===== MATERIAL FOR THIS EXERCISE =====

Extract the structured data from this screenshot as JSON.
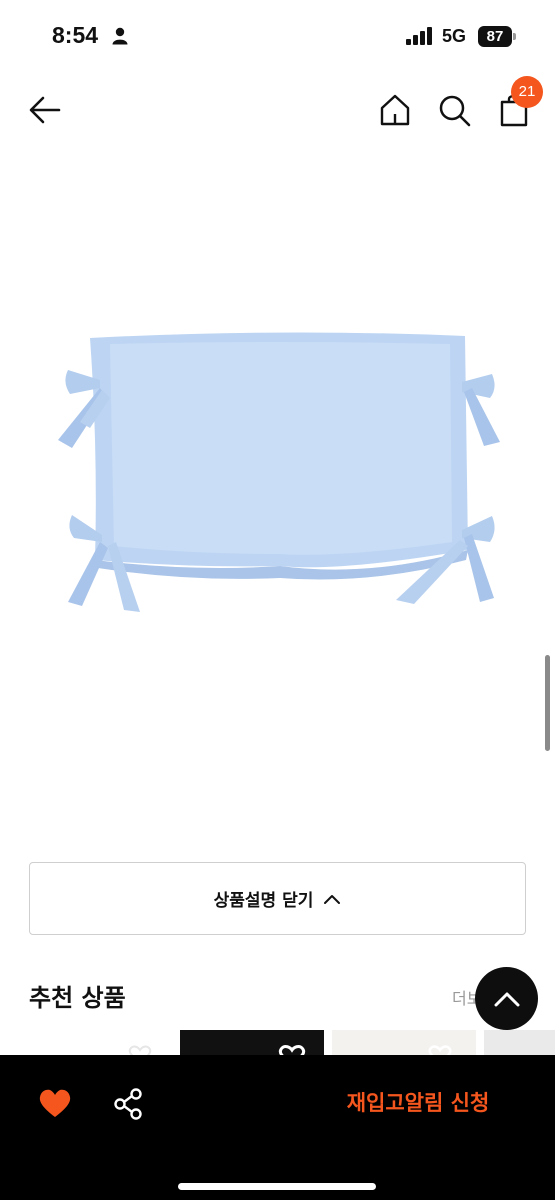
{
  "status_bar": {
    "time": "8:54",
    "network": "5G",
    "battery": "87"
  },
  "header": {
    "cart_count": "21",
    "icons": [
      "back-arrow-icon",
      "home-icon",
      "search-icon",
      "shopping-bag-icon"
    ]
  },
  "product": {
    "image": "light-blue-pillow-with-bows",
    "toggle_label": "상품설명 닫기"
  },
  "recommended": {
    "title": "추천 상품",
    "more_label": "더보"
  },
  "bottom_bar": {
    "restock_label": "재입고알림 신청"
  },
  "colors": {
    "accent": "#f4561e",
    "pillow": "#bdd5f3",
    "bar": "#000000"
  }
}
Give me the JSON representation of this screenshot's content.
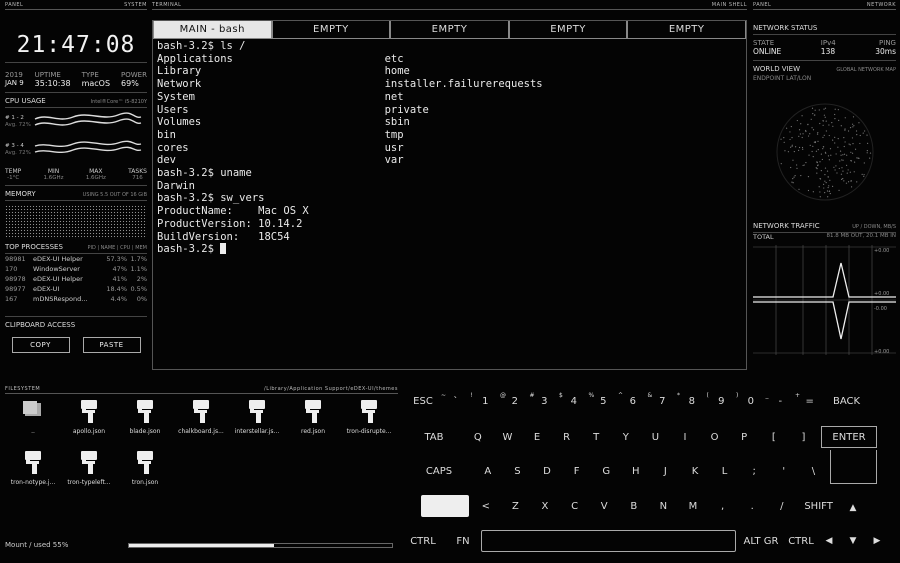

=====
===== MATERIAL FOR THIS EXERCISE =====

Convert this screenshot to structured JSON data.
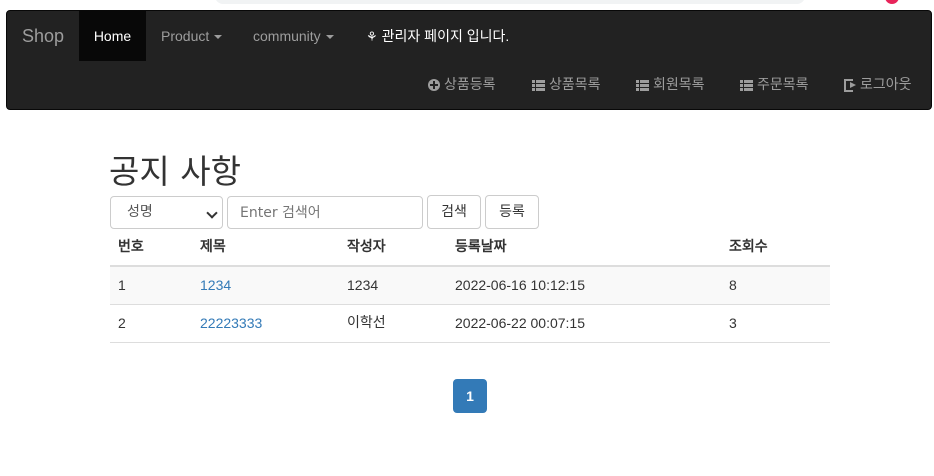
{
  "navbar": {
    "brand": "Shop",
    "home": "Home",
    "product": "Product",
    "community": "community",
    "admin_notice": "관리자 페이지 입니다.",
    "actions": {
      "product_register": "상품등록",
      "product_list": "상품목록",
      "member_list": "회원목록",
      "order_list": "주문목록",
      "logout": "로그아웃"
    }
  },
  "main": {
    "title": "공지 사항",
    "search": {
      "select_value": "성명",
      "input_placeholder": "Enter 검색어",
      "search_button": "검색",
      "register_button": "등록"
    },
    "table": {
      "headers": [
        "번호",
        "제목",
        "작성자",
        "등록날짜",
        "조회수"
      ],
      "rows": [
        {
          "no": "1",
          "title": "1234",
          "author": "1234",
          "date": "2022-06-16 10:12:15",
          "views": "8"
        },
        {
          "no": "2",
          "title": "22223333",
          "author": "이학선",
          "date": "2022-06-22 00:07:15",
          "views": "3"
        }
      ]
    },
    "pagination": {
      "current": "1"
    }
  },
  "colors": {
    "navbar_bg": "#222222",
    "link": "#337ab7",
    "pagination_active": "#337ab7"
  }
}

=====
===== MATERIAL FOR THIS EXERCISE =====

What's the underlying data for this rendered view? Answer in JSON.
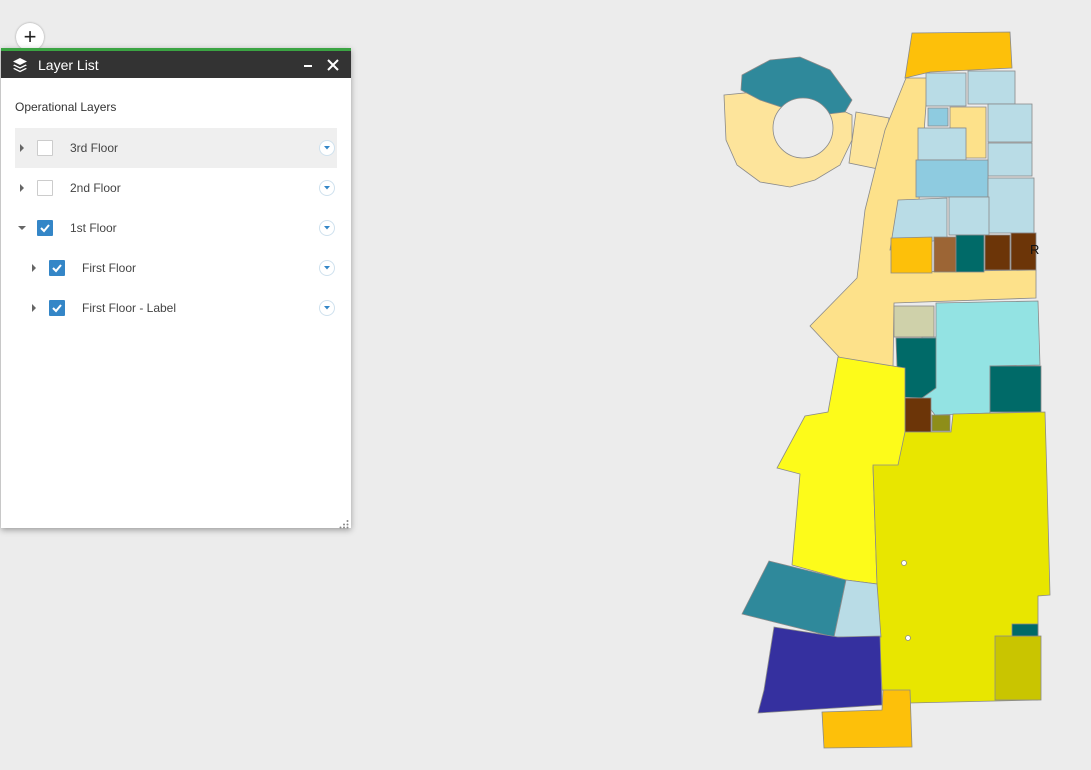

=====

- _TASK INSTRUCTIONS_
Start at the line above containing "Extract the structured" and stop at the line containing "Give me the": print those lines and everything between them exactly, but not the pictures.

- _PROBLEM SOLUTION_
Extract the structured data from this screenshot as JSON.
{
  "status_bar": {
    "time": "8:54",
    "network": "5G",
    "battery": "87"
  },
  "header": {
    "cart_count": "21",
    "icons": [
      "back-arrow-icon",
      "home-icon",
      "search-icon",
      "shopping-bag-icon"
    ]
  },
  "product": {
    "image": "light-blue-pillow-with-bows",
    "toggle_label": "상품설명 닫기"
  },
  "recommended": {
    "title": "추천 상품",
    "more_label": "더보"
  },
  "bottom_bar": {
    "restock_label": "재입고알림 신청"
  },
  "colors": {
    "accent": "#f4561e",
    "pillow": "#bdd5f3",
    "bar": "#000000"
  }
}
Give me the JSON representation of this screenshot's content.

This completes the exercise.